• _原文节选_
逻辑回归模型

Sigmoid函数

import numpy as np
import matplotlib.pyplot as plt

def sigmoid(x):
    y = 1.0 / (1.0 + np.exp(-x))
    return y

plot_x = np.linspace(-10, 10, 100)
plot_y = sigmoid(plot_x)
plt.plot(plot_x, plot_y)
plt.title('Sigmoid')
plt.show()

梯度下降法及学习率分析

import numpy as np
import matplotlib.pyplot as plt

def J(theta): # 损失函数
    try:
        return (theta-2.5)**2 -1
    except:
        return float('inf')

def dJ(theta): # 损失函数的导数
    return 2 * (theta - 2.5)

def iteration(eta):
    theta = 0.0     # 初始点
    theta_history = [theta]
    epsilon=1e-8

    i_iter= 0
    n_iters = 450
    while i_iter < n_iters:
        gradient = dJ(theta)
        last_theta = theta
        theta = theta - eta * gradient
        i_iter += 1
        theta_history.append(theta)
        if (abs(J(theta) - J(last_theta)) < epsilon):
            break   # 当两个theta值非常接近的时候,终止循环
    return theta_history


if __name__ == '__main__':
    plot_x = np.linspace(-1, 6, 141)
    eta = [0.01, 0.8, 1.1]
    title = ['0.01','0.8','1.1']

    for eta, title in zip(eta, title):
        theta_history = iteration(eta)

• _原始数据_
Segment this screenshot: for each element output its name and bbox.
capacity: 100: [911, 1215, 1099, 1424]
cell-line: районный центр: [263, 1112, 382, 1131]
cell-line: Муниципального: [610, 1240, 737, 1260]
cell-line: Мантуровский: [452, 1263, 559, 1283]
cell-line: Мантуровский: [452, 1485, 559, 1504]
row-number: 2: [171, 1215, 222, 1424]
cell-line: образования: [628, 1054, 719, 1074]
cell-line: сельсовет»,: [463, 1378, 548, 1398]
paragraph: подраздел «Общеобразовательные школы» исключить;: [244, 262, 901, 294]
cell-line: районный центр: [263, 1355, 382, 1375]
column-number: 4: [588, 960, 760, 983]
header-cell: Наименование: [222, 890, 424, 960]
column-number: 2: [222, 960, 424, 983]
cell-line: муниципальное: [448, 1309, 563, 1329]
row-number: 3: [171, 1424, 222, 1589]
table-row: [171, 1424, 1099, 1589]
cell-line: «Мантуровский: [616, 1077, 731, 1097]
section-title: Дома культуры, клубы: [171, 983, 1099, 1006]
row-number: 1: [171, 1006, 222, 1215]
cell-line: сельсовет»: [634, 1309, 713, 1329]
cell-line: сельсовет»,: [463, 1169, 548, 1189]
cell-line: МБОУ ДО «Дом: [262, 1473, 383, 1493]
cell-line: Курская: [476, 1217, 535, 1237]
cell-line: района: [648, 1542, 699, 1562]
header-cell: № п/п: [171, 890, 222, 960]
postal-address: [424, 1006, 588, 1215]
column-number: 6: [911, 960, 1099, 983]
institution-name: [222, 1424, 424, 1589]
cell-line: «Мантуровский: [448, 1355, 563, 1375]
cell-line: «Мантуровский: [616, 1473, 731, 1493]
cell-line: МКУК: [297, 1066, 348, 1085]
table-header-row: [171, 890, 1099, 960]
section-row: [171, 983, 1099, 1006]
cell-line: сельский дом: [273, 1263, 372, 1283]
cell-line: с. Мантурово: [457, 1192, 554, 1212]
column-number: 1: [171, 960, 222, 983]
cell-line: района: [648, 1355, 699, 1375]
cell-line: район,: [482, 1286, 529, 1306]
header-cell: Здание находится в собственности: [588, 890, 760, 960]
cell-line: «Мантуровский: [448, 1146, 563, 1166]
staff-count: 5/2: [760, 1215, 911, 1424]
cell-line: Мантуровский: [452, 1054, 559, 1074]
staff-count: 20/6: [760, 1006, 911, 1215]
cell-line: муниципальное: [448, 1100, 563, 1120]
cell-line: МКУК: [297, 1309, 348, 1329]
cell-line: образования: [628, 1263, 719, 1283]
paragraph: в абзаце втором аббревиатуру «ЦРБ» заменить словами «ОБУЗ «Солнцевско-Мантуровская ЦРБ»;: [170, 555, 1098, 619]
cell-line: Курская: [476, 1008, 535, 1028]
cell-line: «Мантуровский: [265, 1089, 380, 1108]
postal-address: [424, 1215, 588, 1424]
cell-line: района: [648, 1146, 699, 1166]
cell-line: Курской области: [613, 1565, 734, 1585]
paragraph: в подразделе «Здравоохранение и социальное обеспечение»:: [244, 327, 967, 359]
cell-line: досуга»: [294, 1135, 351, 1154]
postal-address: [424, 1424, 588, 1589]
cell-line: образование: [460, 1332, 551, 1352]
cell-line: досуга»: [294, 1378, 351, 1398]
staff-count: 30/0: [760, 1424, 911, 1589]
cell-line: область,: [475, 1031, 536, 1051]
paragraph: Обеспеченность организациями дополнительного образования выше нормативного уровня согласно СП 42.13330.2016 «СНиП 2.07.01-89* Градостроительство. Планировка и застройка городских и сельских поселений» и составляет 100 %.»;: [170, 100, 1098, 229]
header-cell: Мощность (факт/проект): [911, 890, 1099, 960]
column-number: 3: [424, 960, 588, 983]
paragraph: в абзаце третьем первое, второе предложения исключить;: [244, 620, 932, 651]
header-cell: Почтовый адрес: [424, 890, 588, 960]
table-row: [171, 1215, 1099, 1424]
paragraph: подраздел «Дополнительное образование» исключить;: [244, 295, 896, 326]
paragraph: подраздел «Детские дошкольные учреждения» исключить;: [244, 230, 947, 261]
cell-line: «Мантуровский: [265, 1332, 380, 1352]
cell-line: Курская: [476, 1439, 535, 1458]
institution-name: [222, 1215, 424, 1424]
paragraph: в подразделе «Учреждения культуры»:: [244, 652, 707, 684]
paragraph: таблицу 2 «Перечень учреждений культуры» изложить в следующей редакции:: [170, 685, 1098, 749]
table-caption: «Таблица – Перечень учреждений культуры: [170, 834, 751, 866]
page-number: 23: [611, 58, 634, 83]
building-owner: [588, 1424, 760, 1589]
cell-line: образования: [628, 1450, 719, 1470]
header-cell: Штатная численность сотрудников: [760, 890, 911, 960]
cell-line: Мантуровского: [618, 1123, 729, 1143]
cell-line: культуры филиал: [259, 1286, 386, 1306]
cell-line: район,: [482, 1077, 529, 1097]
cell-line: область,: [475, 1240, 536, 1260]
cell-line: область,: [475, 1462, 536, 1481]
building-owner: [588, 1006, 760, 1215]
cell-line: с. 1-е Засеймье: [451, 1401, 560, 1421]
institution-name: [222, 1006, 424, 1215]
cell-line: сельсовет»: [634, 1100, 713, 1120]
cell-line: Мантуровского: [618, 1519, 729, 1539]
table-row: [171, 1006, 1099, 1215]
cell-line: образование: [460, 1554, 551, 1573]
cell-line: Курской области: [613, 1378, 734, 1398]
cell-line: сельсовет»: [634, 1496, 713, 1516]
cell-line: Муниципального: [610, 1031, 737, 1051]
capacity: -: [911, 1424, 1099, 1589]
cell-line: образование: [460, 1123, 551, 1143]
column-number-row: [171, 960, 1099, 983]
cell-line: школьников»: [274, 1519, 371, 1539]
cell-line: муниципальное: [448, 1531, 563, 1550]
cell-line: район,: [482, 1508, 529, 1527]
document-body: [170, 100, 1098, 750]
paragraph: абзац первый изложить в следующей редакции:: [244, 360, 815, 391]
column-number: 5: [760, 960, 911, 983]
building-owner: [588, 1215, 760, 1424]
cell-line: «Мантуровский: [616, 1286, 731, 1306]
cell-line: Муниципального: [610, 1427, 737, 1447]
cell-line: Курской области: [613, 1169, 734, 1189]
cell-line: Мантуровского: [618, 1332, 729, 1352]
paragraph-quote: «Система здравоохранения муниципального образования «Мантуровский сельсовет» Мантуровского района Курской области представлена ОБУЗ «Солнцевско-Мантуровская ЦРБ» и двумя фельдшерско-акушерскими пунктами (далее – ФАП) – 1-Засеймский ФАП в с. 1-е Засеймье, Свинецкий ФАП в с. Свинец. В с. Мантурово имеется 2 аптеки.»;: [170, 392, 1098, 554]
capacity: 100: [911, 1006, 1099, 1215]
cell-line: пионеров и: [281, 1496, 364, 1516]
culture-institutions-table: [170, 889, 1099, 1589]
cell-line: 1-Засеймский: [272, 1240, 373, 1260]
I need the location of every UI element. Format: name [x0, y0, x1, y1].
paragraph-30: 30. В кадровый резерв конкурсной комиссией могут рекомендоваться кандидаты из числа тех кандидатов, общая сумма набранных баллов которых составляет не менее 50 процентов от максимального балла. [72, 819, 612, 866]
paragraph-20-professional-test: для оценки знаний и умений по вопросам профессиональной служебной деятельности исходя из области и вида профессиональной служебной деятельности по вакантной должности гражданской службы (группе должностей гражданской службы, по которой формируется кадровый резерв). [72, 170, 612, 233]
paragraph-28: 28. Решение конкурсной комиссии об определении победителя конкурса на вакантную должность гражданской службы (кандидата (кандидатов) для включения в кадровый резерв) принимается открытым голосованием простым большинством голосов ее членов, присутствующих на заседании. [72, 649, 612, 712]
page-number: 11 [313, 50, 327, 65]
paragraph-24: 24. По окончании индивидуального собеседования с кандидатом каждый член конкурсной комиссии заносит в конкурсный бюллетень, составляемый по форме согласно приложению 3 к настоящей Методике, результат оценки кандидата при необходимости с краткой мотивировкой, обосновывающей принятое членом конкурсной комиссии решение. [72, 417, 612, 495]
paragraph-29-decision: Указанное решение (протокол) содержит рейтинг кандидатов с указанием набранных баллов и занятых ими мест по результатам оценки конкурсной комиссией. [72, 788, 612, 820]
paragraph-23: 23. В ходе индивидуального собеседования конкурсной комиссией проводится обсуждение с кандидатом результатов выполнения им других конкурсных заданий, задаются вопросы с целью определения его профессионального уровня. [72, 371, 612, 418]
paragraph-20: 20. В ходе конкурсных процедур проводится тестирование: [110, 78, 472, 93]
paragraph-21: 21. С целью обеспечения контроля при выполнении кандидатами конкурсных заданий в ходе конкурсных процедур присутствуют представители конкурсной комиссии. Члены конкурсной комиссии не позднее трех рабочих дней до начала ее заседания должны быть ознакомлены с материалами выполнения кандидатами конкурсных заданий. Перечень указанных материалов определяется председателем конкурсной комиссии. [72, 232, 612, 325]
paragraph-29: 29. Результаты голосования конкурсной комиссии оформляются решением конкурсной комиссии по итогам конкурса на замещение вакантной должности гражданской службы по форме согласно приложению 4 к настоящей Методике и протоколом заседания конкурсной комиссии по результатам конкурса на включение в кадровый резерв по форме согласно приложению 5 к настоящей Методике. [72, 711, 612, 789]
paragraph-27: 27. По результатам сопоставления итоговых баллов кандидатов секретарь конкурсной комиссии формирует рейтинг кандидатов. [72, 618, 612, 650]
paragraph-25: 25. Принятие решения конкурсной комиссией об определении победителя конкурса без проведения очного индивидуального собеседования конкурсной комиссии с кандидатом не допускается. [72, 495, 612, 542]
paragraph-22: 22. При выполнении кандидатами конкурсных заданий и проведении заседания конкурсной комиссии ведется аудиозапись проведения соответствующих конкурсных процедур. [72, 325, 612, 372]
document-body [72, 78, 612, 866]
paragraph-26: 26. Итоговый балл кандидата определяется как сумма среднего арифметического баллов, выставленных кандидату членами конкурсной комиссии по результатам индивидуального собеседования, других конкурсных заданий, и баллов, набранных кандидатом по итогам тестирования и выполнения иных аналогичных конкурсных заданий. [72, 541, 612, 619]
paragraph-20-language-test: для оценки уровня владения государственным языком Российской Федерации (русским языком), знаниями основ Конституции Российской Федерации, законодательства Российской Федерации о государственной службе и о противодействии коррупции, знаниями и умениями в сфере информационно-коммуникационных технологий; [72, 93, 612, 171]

• _你的任务_
把上方逻辑回归原文中从“if (abs(J(theta) - J(last_theta))”到“np.linspace(-1, 6, 141)”之间的内容一字不差地抄录下来，首尾两处也要包括在内。

• _作答区_
if (abs(J(theta) - J(last_theta)) < epsilon):
            break   # 当两个theta值非常接近的时候,终止循环
    return theta_history


if __name__ == '__main__':
    plot_x = np.linspace(-1, 6, 141)